AUFGABE 1:
Zieh jede Zeile heraus, in der die Zeichenfolge „数据库结构“ vorkommt. Groß- und Kleinschreibung ist dabei zu beachten.

Die fehlende Transparenz über genutzte Technologien ist in Deutschland noch nicht reguliert. In Frankreich soll es bald immerhin eine gesetzliche Regelung für mehr Transparenz im Werbegeschäft auf Social Media geben.
Marken erkennen den Trend
Mittlerweile springen viele Unternehmen auf den Zug der virtuellen Influencer auf. "Für Marken gibt es viele Vorteile. Zum Beispiel die Anpassbarkeit. Der Influencer kann mit einem Klick genauso erstellt werden, wie es die Kampagne oder die Marke möchte", so Franke.
Aber auch die Kontrolle und Flexibilität sei größer. Ein weiteres Argument: Kooperationen mit virtuellen Influencern sind günstiger. Aus diesen Gründen entwickeln immer mehr Unternehmen auch schon ihre eigenen Avatare.
Jörg Zuber ergänzt einen Aspekt: "Es gehen Dinge, die man mit echten Menschen nicht machen kann. Man kann die Figur auf den Mars setzen und gleich danach unter Wasser positionieren."
Kunstfiguren - ob Menschen oder Avatare
Virtuelle Influencer, ob realitätsnah oder -fern, sind Kunstfiguren. Sie existieren nur in der digitalen Welt. Und auch wenn es technisch möglich ist: Ganz ohne Menschen geht es heute noch nicht.
"Wir gehen davon aus, dass die Zeit der virtuellen Influencer noch bevorsteht, sie werden echte Menschen aber nicht ersetzen können", so Forscherin Franke.
Mit Künstlicher Intelligenz wird es aber immer einfacher, sie zu entwickeln. Kurz und mittelfristige Folgen für die Gesellschaft sind derzeit aber nur schwer abzuschätzen.

AUFGABE 2:
In welchem Land ist laut dem Text über virtuelle Influencer bald eine gesetzliche Regelung für mehr Transparenz im Werbegeschäft auf Social Media vorgesehen?

DATENSATZ:
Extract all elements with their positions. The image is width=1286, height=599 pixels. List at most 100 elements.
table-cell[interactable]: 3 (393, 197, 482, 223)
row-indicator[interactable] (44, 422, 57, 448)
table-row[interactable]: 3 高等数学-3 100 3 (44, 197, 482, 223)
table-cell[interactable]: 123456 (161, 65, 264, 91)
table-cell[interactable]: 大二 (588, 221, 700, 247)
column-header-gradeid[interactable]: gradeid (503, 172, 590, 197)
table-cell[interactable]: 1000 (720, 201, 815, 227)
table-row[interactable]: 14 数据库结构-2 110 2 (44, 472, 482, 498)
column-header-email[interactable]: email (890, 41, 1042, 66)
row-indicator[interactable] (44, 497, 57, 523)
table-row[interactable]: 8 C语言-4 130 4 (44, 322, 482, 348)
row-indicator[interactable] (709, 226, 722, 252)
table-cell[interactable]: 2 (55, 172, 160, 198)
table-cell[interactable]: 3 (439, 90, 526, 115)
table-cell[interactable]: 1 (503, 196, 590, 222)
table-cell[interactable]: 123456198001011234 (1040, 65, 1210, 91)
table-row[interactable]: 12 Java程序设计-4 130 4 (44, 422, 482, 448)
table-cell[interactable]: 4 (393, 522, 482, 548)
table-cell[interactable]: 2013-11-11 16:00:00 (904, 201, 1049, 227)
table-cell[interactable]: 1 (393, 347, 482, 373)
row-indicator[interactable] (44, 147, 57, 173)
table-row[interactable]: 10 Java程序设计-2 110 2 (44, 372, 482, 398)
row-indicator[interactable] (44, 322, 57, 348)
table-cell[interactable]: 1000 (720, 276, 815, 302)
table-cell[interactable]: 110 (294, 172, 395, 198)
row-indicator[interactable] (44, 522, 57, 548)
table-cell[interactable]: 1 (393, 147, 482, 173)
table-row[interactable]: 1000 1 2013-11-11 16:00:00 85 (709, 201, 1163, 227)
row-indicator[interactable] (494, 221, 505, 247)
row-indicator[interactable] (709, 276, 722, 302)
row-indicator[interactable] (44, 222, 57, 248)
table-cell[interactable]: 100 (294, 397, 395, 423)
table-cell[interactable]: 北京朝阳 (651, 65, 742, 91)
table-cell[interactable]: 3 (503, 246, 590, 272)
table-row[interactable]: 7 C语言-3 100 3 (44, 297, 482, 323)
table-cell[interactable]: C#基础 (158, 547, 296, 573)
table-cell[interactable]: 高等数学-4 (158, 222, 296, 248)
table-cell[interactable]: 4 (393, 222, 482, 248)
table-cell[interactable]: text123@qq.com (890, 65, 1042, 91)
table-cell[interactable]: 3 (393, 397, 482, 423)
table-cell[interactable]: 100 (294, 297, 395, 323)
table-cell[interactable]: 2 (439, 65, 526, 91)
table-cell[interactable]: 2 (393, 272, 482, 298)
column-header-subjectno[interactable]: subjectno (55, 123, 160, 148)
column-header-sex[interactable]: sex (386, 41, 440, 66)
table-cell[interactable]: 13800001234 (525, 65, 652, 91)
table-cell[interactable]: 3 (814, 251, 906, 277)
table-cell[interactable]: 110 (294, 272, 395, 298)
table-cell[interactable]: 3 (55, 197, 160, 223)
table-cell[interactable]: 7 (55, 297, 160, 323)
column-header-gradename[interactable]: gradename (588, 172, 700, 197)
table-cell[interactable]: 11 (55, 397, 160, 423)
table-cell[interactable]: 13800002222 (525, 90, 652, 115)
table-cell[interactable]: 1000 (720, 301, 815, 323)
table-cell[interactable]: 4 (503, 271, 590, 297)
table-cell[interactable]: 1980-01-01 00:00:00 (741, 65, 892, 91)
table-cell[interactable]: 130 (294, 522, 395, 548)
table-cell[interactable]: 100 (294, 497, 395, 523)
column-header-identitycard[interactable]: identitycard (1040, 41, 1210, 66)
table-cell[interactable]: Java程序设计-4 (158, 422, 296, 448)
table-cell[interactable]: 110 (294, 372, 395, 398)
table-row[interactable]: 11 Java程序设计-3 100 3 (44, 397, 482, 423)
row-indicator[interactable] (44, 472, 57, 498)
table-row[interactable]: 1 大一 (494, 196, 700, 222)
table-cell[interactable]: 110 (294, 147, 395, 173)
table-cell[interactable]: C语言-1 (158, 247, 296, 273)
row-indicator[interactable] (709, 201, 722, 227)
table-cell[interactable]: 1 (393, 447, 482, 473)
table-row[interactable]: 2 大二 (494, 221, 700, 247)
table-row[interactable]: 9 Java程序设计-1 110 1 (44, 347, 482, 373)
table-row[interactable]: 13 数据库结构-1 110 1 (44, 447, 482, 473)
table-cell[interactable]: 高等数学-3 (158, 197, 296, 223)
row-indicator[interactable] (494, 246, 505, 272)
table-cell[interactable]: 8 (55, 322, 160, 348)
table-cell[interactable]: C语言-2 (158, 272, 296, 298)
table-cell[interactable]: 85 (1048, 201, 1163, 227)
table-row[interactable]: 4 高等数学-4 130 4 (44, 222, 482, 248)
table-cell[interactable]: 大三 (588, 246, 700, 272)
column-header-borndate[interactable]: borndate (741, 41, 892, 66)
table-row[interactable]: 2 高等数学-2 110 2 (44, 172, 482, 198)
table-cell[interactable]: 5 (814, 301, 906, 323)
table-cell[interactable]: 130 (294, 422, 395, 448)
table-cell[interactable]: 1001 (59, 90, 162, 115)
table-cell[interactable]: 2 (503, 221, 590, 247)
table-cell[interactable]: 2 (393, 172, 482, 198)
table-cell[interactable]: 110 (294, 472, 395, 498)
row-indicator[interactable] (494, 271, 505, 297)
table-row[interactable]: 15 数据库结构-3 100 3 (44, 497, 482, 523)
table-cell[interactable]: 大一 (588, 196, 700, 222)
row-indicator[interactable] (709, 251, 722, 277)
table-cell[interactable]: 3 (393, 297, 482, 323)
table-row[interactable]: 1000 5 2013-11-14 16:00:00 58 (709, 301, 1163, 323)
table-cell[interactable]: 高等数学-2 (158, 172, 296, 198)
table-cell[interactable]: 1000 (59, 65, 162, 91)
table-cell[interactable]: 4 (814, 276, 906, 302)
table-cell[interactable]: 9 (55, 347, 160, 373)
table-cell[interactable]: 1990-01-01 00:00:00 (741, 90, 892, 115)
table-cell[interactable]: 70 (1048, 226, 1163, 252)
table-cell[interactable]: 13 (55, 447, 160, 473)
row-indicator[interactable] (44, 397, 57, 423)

ERGEBNIS 1:
table-row[interactable]: 14 数据库结构-2 110 2 (44, 472, 482, 498)
table-row[interactable]: 13 数据库结构-1 110 1 (44, 447, 482, 473)
table-row[interactable]: 15 数据库结构-3 100 3 (44, 497, 482, 523)

ERGEBNIS 2:
In Frankreich.